▶ **RECORDED INFORMATION**:

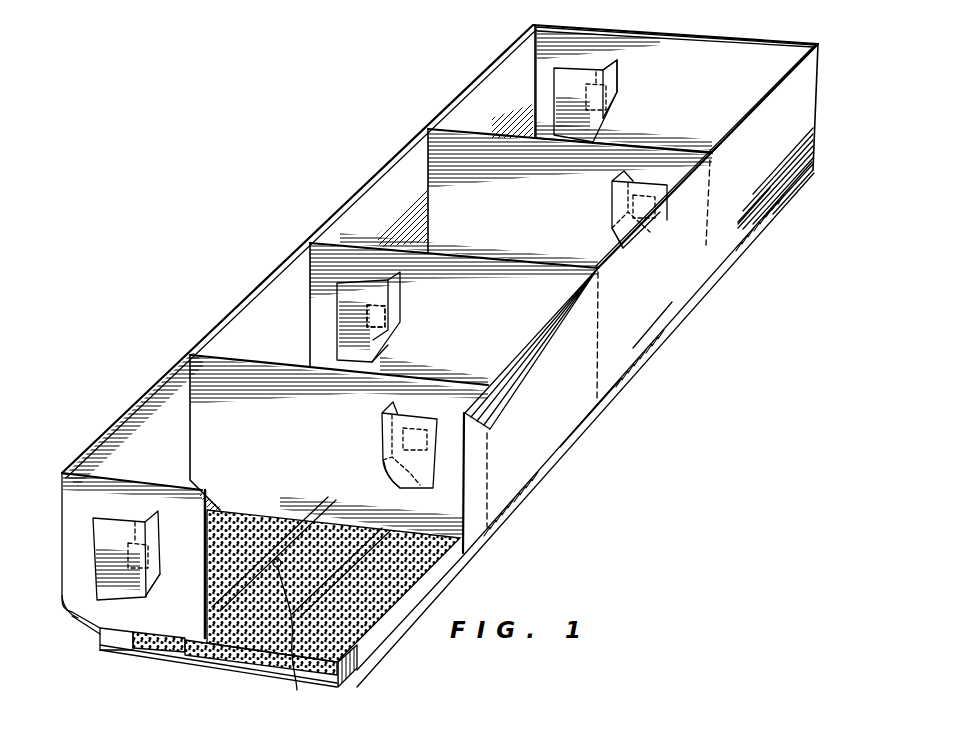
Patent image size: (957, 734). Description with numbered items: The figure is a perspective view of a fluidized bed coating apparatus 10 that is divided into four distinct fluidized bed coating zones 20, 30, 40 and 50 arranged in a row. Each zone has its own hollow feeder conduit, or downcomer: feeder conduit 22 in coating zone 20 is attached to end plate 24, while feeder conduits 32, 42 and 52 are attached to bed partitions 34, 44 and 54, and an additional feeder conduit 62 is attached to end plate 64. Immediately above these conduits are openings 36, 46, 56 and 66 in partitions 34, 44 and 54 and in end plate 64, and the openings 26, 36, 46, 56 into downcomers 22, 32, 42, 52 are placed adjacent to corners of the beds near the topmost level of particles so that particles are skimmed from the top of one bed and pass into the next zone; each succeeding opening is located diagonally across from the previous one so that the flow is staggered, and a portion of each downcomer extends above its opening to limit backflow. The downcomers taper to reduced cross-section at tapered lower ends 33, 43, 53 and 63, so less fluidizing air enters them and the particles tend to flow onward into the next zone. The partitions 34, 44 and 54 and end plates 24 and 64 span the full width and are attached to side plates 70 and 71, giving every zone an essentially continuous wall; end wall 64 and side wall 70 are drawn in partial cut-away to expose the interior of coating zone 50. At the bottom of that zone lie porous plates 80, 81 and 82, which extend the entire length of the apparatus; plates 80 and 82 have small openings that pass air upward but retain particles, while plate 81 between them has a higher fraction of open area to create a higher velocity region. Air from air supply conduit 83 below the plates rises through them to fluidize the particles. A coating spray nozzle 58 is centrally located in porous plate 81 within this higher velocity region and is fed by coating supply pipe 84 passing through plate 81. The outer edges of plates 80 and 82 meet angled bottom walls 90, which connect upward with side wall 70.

The fluidized bed apparatus 10 is at (394, 98).
The fluidized bed coating zone 20 is at (513, 80).
The feeder conduit 22 is at (617, 100).
The end plate 24 is at (675, 89).
The opening 26 is at (620, 74).
The fluidized bed coating zone 30 is at (402, 160).
The feeder conduit 32 is at (612, 203).
The tapered lower end 33 is at (615, 240).
The bed partition 34 is at (526, 199).
The opening 36 is at (652, 207).
The fluidized bed coating zone 40 is at (300, 272).
The feeder conduit 42 is at (400, 330).
The tapered lower end 43 is at (385, 352).
The bed partition 44 is at (454, 315).
The opening 46 is at (400, 292).
The fluidized bed coating zone 50 is at (172, 392).
The feeder conduit 52 is at (383, 447).
The tapered lower end 53 is at (383, 466).
The bed partition 54 is at (339, 447).
The opening 56 is at (382, 414).
The coating spray nozzle 58 is at (348, 528).
The feeder conduit 62 is at (110, 595).
The tapered lower end 63 is at (140, 585).
The end plate 64 is at (133, 561).
The opening 66 is at (136, 522).
The side plate 70 is at (585, 423).
The side plate 71 is at (252, 305).
The porous plate 80 is at (150, 645).
The porous plate 81 is at (306, 528).
The porous plate 82 is at (375, 602).
The air supply conduit 83 is at (160, 655).
The coating supply pipe 84 is at (279, 643).
The bottom wall 90 is at (90, 622).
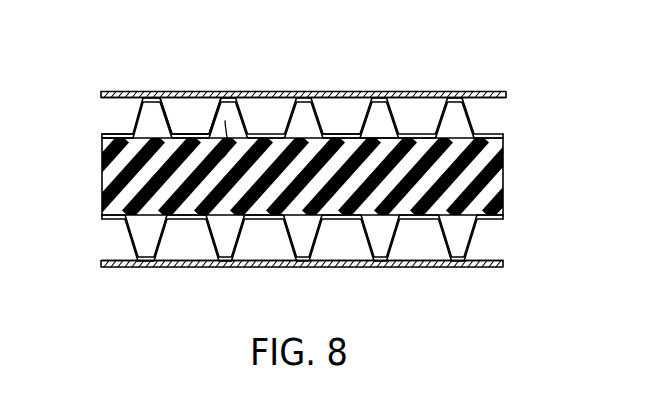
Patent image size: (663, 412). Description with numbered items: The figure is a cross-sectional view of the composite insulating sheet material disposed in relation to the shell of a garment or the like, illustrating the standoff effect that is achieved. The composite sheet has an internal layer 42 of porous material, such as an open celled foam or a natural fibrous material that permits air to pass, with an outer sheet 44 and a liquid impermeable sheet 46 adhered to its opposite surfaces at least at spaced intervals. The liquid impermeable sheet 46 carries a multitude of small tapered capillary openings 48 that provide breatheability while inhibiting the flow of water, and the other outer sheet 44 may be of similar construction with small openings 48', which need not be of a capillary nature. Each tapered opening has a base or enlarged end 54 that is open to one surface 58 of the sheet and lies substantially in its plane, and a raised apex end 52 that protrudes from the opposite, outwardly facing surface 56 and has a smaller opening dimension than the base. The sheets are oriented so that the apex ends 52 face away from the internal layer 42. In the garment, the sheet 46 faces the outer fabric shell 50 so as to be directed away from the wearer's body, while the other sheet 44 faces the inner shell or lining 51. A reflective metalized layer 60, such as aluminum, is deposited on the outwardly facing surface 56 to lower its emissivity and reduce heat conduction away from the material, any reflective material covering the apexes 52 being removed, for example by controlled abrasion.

The internal layer 42 is at (500, 180).
The outer sheet 44 is at (486, 243).
The liquid impermeable sheet 46 is at (483, 117).
The capillary openings 48 is at (304, 71).
The capillary openings 48' is at (311, 281).
The outer fabric shell 50 is at (397, 92).
The inner shell or lining 51 is at (420, 268).
The apex end 52 is at (207, 102).
The base end 54 is at (192, 140).
The outwardly facing surface 56 is at (337, 133).
The surface 58 is at (373, 145).
The reflective metalized layer 60 is at (128, 113).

▶ **SET PROBLEM**: Change "cross-sectional view" to "sectional view" in the records from the line with "Patent image size: (663, 412)." up to and including the line with "The internal layer 42 is at (500, 180).", and give those lines again with nothing else altered.

▶ **ANSWER FOR THIS EXERCISE**:
Patent image size: (663, 412). Description with numbered items: The figure is a sectional view of the composite insulating sheet material disposed in relation to the shell of a garment or the like, illustrating the standoff effect that is achieved. The composite sheet has an internal layer 42 of porous material, such as an open celled foam or a natural fibrous material that permits air to pass, with an outer sheet 44 and a liquid impermeable sheet 46 adhered to its opposite surfaces at least at spaced intervals. The liquid impermeable sheet 46 carries a multitude of small tapered capillary openings 48 that provide breatheability while inhibiting the flow of water, and the other outer sheet 44 may be of similar construction with small openings 48', which need not be of a capillary nature. Each tapered opening has a base or enlarged end 54 that is open to one surface 58 of the sheet and lies substantially in its plane, and a raised apex end 52 that protrudes from the opposite, outwardly facing surface 56 and has a smaller opening dimension than the base. The sheets are oriented so that the apex ends 52 face away from the internal layer 42. In the garment, the sheet 46 faces the outer fabric shell 50 so as to be directed away from the wearer's body, while the other sheet 44 faces the inner shell or lining 51. A reflective metalized layer 60, such as aluminum, is deposited on the outwardly facing surface 56 to lower its emissivity and reduce heat conduction away from the material, any reflective material covering the apexes 52 being removed, for example by controlled abrasion.

The internal layer 42 is at (500, 180).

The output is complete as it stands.